▶ [EXCERPTED DATA]:

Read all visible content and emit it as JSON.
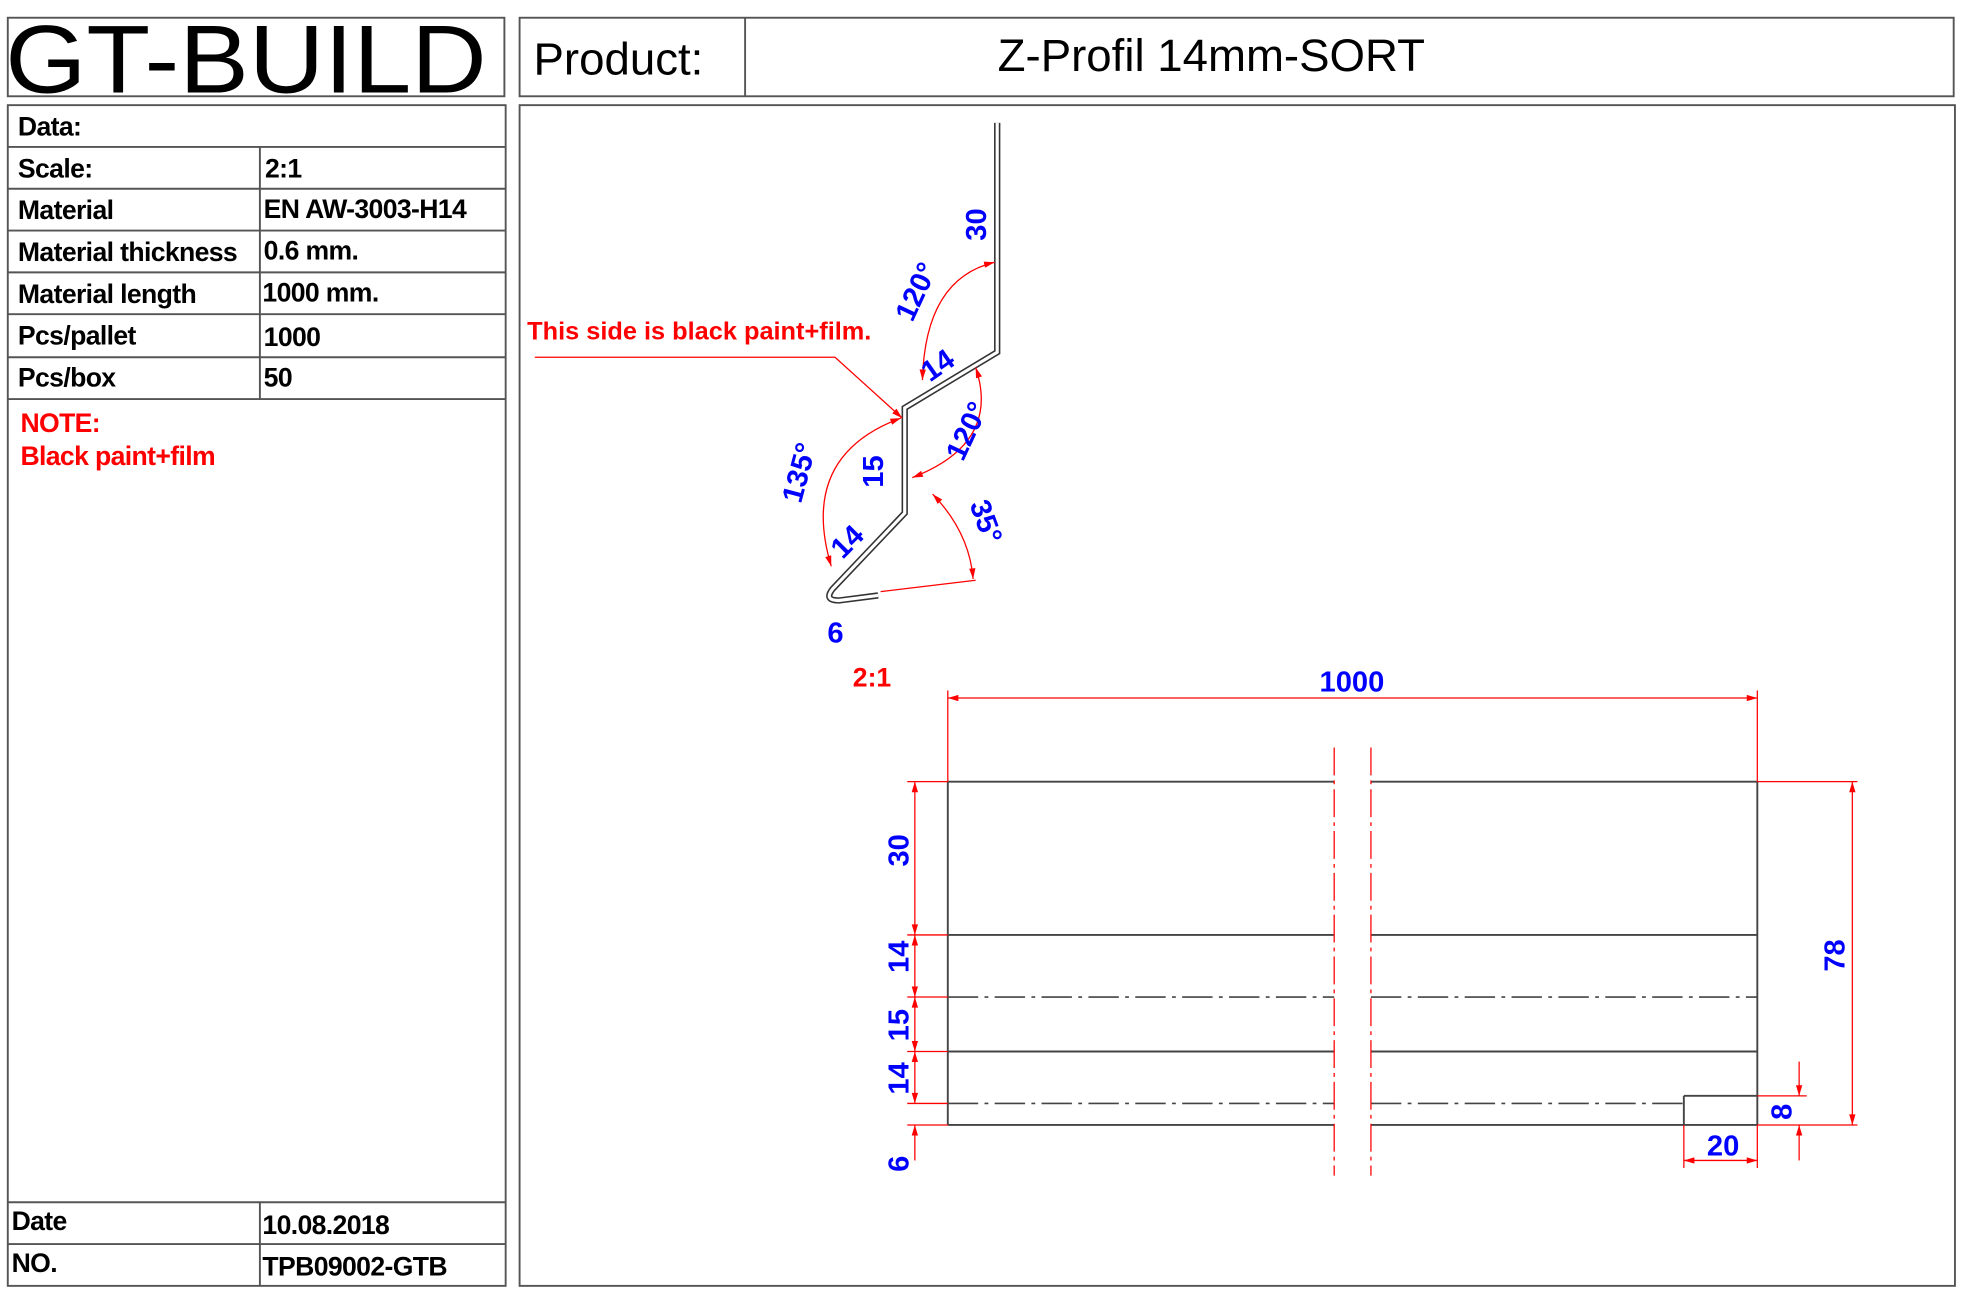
{
  "brand": "GT-BUILD",
  "product": {
    "label": "Product:",
    "value": "Z-Profil 14mm-SORT"
  },
  "info": {
    "header": "Data:",
    "rows": [
      {
        "label": "Scale:",
        "value": "2:1"
      },
      {
        "label": "Material",
        "value": "EN AW-3003-H14"
      },
      {
        "label": "Material thickness",
        "value": "0.6 mm."
      },
      {
        "label": "Material length",
        "value": "1000 mm."
      },
      {
        "label": "Pcs/pallet",
        "value": "1000"
      },
      {
        "label": "Pcs/box",
        "value": "50"
      }
    ],
    "note_title": "NOTE:",
    "note_text": "Black paint+film",
    "footer": [
      {
        "label": "Date",
        "value": "10.08.2018"
      },
      {
        "label": "NO.",
        "value": "TPB09002-GTB"
      }
    ]
  },
  "profile": {
    "callout": "This side is black paint+film.",
    "scale": "2:1",
    "dims": {
      "top": "30",
      "angle_top": "120°",
      "seg1": "14",
      "angle_mid": "120°",
      "web": "15",
      "angle_left": "135°",
      "seg2": "14",
      "angle_bottom": "35°",
      "hem": "6"
    }
  },
  "plan": {
    "length": "1000",
    "left_dims": [
      "30",
      "14",
      "15",
      "14",
      "6"
    ],
    "total": "78",
    "notch_height": "8",
    "notch_width": "20"
  },
  "colors": {
    "dimension_text": "#0000ff",
    "dimension_line": "#ff0000",
    "note": "#ff0000"
  }
}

▶ [REQUIREMENTS]:
Without the pictures, restate all of the entries above verbatim.

▶ [THE COMPLETED TASK]:
Read all visible content and emit it as JSON.
{
  "brand": "GT-BUILD",
  "product": {
    "label": "Product:",
    "value": "Z-Profil 14mm-SORT"
  },
  "info": {
    "header": "Data:",
    "rows": [
      {
        "label": "Scale:",
        "value": "2:1"
      },
      {
        "label": "Material",
        "value": "EN AW-3003-H14"
      },
      {
        "label": "Material thickness",
        "value": "0.6 mm."
      },
      {
        "label": "Material length",
        "value": "1000 mm."
      },
      {
        "label": "Pcs/pallet",
        "value": "1000"
      },
      {
        "label": "Pcs/box",
        "value": "50"
      }
    ],
    "note_title": "NOTE:",
    "note_text": "Black paint+film",
    "footer": [
      {
        "label": "Date",
        "value": "10.08.2018"
      },
      {
        "label": "NO.",
        "value": "TPB09002-GTB"
      }
    ]
  },
  "profile": {
    "callout": "This side is black paint+film.",
    "scale": "2:1",
    "dims": {
      "top": "30",
      "angle_top": "120°",
      "seg1": "14",
      "angle_mid": "120°",
      "web": "15",
      "angle_left": "135°",
      "seg2": "14",
      "angle_bottom": "35°",
      "hem": "6"
    }
  },
  "plan": {
    "length": "1000",
    "left_dims": [
      "30",
      "14",
      "15",
      "14",
      "6"
    ],
    "total": "78",
    "notch_height": "8",
    "notch_width": "20"
  },
  "colors": {
    "dimension_text": "#0000ff",
    "dimension_line": "#ff0000",
    "note": "#ff0000"
  }
}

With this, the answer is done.